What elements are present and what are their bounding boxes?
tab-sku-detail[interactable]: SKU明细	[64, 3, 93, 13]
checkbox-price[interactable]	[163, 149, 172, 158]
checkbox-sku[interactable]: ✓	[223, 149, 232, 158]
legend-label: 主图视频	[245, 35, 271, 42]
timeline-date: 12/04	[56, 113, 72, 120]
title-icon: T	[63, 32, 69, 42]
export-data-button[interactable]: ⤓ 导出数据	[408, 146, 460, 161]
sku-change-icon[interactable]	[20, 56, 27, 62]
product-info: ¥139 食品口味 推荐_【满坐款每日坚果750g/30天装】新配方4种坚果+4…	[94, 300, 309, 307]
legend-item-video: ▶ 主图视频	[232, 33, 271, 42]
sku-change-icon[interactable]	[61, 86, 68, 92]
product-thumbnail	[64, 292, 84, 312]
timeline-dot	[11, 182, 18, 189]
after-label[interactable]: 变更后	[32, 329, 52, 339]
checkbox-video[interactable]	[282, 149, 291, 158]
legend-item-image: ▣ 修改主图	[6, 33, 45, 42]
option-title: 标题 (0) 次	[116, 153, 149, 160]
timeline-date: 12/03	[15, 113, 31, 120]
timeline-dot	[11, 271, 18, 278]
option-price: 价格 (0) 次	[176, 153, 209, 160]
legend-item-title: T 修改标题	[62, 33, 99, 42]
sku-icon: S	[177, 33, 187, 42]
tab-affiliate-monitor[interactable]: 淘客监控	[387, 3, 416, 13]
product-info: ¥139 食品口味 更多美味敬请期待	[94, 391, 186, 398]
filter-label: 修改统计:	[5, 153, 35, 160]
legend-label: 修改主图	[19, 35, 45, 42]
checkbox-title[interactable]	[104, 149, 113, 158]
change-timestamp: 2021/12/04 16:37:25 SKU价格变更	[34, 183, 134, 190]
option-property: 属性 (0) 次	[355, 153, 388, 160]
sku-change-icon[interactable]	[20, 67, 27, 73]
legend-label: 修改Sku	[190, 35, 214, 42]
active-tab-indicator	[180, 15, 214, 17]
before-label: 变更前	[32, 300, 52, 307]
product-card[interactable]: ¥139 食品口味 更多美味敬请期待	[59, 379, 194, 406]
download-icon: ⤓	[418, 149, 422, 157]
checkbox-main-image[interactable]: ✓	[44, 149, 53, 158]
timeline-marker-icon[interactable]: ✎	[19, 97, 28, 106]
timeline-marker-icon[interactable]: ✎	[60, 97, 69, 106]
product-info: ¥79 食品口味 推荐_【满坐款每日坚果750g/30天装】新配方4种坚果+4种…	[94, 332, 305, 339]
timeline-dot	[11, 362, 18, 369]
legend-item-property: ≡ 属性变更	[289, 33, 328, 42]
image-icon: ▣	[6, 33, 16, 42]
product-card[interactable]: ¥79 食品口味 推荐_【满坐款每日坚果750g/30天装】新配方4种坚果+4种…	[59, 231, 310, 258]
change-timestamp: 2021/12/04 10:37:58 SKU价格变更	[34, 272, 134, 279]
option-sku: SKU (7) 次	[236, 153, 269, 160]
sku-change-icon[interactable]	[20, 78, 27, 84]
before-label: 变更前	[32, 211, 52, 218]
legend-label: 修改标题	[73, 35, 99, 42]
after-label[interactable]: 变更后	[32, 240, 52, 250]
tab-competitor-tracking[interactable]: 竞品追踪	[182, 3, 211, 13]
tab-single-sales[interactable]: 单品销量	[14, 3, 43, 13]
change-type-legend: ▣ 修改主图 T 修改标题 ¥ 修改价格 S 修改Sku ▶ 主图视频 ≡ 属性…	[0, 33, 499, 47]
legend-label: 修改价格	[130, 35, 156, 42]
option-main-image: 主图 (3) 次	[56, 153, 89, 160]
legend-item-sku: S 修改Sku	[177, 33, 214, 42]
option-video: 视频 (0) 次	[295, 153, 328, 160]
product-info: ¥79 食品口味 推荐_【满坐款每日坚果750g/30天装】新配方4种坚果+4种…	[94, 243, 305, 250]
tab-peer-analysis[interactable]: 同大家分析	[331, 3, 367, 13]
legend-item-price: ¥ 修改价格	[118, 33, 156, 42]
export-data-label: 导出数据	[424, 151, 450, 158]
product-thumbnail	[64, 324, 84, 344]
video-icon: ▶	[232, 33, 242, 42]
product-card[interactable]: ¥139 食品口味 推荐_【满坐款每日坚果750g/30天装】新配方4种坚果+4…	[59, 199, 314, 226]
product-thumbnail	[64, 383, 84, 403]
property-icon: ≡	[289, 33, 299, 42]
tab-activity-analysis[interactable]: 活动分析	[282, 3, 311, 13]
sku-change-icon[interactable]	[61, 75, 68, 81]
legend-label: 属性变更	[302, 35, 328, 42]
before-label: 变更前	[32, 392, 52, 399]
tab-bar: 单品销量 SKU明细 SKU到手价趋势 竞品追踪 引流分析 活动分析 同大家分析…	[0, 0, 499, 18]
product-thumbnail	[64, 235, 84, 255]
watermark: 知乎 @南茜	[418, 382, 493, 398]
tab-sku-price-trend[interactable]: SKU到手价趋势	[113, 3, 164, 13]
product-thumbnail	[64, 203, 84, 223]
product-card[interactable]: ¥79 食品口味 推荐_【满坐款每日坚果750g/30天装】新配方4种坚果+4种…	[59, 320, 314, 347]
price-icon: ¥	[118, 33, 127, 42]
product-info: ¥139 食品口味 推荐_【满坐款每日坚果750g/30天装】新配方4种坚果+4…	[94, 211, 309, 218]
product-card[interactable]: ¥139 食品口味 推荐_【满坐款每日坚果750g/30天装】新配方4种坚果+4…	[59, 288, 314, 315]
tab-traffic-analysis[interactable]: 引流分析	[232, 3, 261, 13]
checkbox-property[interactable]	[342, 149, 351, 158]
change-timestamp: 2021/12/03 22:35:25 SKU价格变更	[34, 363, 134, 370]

....................

* **TASK TO CARRY OUT**: Give all of the rows above as a Markdown table with the columns "Row" and "Text", numbering each one and leaving out blank lines.

* **EXERCISE ANSWER**:
| Row | Text |
|---|---|
| 1 | What elements are present and what are their bounding boxes? |
| 2 | tab-sku-detail[interactable]: SKU明细	[64, 3, 93, 13] |
| 3 | checkbox-price[interactable]	[163, 149, 172, 158] |
| 4 | checkbox-sku[interactable]: ✓	[223, 149, 232, 158] |
| 5 | legend-label: 主图视频	[245, 35, 271, 42] |
| 6 | timeline-date: 12/04	[56, 113, 72, 120] |
| 7 | title-icon: T	[63, 32, 69, 42] |
| 8 | export-data-button[interactable]: ⤓ 导出数据	[408, 146, 460, 161] |
| 9 | sku-change-icon[interactable]	[20, 56, 27, 62] |
| 10 | product-info: ¥139 食品口味 推荐_【满坐款每日坚果750g/30天装】新配方4种坚果+4…	[94, 300, 309, 307] |
| 11 | legend-item-video: ▶ 主图视频	[232, 33, 271, 42] |
| 12 | sku-change-icon[interactable]	[61, 86, 68, 92] |
| 13 | product-thumbnail	[64, 292, 84, 312] |
| 14 | timeline-dot	[11, 182, 18, 189] |
| 15 | after-label[interactable]: 变更后	[32, 329, 52, 339] |
| 16 | checkbox-video[interactable]	[282, 149, 291, 158] |
| 17 | legend-item-image: ▣ 修改主图	[6, 33, 45, 42] |
| 18 | option-title: 标题 (0) 次	[116, 153, 149, 160] |
| 19 | timeline-date: 12/03	[15, 113, 31, 120] |
| 20 | timeline-dot	[11, 271, 18, 278] |
| 21 | option-price: 价格 (0) 次	[176, 153, 209, 160] |
| 22 | legend-item-title: T 修改标题	[62, 33, 99, 42] |
| 23 | sku-icon: S	[177, 33, 187, 42] |
| 24 | tab-affiliate-monitor[interactable]: 淘客监控	[387, 3, 416, 13] |
| 25 | product-info: ¥139 食品口味 更多美味敬请期待	[94, 391, 186, 398] |
| 26 | filter-label: 修改统计:	[5, 153, 35, 160] |
| 27 | legend-label: 修改主图	[19, 35, 45, 42] |
| 28 | checkbox-title[interactable]	[104, 149, 113, 158] |
| 29 | change-timestamp: 2021/12/04 16:37:25 SKU价格变更	[34, 183, 134, 190] |
| 30 | option-property: 属性 (0) 次	[355, 153, 388, 160] |
| 31 | sku-change-icon[interactable]	[20, 67, 27, 73] |
| 32 | legend-label: 修改Sku	[190, 35, 214, 42] |
| 33 | active-tab-indicator	[180, 15, 214, 17] |
| 34 | before-label: 变更前	[32, 300, 52, 307] |
| 35 | product-card[interactable]: ¥139 食品口味 更多美味敬请期待	[59, 379, 194, 406] |
| 36 | download-icon: ⤓	[418, 149, 422, 157] |
| 37 | checkbox-main-image[interactable]: ✓	[44, 149, 53, 158] |
| 38 | timeline-marker-icon[interactable]: ✎	[19, 97, 28, 106] |
| 39 | timeline-marker-icon[interactable]: ✎	[60, 97, 69, 106] |
| 40 | product-info: ¥79 食品口味 推荐_【满坐款每日坚果750g/30天装】新配方4种坚果+4种…	[94, 332, 305, 339] |
| 41 | timeline-dot	[11, 362, 18, 369] |
| 42 | legend-item-property: ≡ 属性变更	[289, 33, 328, 42] |
| 43 | image-icon: ▣	[6, 33, 16, 42] |
| 44 | product-card[interactable]: ¥79 食品口味 推荐_【满坐款每日坚果750g/30天装】新配方4种坚果+4种…	[59, 231, 310, 258] |
| 45 | change-timestamp: 2021/12/04 10:37:58 SKU价格变更	[34, 272, 134, 279] |
| 46 | option-sku: SKU (7) 次	[236, 153, 269, 160] |
| 47 | sku-change-icon[interactable]	[20, 78, 27, 84] |
| 48 | before-label: 变更前	[32, 211, 52, 218] |
| 49 | legend-label: 修改标题	[73, 35, 99, 42] |
| 50 | after-label[interactable]: 变更后	[32, 240, 52, 250] |
| 51 | tab-competitor-tracking[interactable]: 竞品追踪	[182, 3, 211, 13] |
| 52 | tab-single-sales[interactable]: 单品销量	[14, 3, 43, 13] |
| 53 | change-type-legend: ▣ 修改主图 T 修改标题 ¥ 修改价格 S 修改Sku ▶ 主图视频 ≡ 属性…	[0, 33, 499, 47] |
| 54 | legend-label: 修改价格	[130, 35, 156, 42] |
| 55 | option-main-image: 主图 (3) 次	[56, 153, 89, 160] |
| 56 | legend-item-sku: S 修改Sku	[177, 33, 214, 42] |
| 57 | option-video: 视频 (0) 次	[295, 153, 328, 160] |
| 58 | product-info: ¥79 食品口味 推荐_【满坐款每日坚果750g/30天装】新配方4种坚果+4种…	[94, 243, 305, 250] |
| 59 | tab-peer-analysis[interactable]: 同大家分析	[331, 3, 367, 13] |
| 60 | legend-item-price: ¥ 修改价格	[118, 33, 156, 42] |
| 61 | export-data-label: 导出数据	[424, 151, 450, 158] |
| 62 | product-thumbnail	[64, 324, 84, 344] |
| 63 | video-icon: ▶	[232, 33, 242, 42] |
| 64 | product-card[interactable]: ¥139 食品口味 推荐_【满坐款每日坚果750g/30天装】新配方4种坚果+4…	[59, 199, 314, 226] |
| 65 | product-thumbnail	[64, 383, 84, 403] |
| 66 | property-icon: ≡	[289, 33, 299, 42] |
| 67 | tab-activity-analysis[interactable]: 活动分析	[282, 3, 311, 13] |
| 68 | sku-change-icon[interactable]	[61, 75, 68, 81] |
| 69 | legend-label: 属性变更	[302, 35, 328, 42] |
| 70 | before-label: 变更前	[32, 392, 52, 399] |
| 71 | tab-bar: 单品销量 SKU明细 SKU到手价趋势 竞品追踪 引流分析 活动分析 同大家分析…	[0, 0, 499, 18] |
| 72 | product-thumbnail	[64, 235, 84, 255] |
| 73 | watermark: 知乎 @南茜	[418, 382, 493, 398] |
| 74 | tab-sku-price-trend[interactable]: SKU到手价趋势	[113, 3, 164, 13] |
| 75 | product-thumbnail	[64, 203, 84, 223] |
| 76 | product-card[interactable]: ¥79 食品口味 推荐_【满坐款每日坚果750g/30天装】新配方4种坚果+4种…	[59, 320, 314, 347] |
| 77 | price-icon: ¥	[118, 33, 127, 42] |
| 78 | product-info: ¥139 食品口味 推荐_【满坐款每日坚果750g/30天装】新配方4种坚果+4…	[94, 211, 309, 218] |
| 79 | product-card[interactable]: ¥139 食品口味 推荐_【满坐款每日坚果750g/30天装】新配方4种坚果+4…	[59, 288, 314, 315] |
| 80 | tab-traffic-analysis[interactable]: 引流分析	[232, 3, 261, 13] |
| 81 | checkbox-property[interactable]	[342, 149, 351, 158] |
| 82 | change-timestamp: 2021/12/03 22:35:25 SKU价格变更	[34, 363, 134, 370] |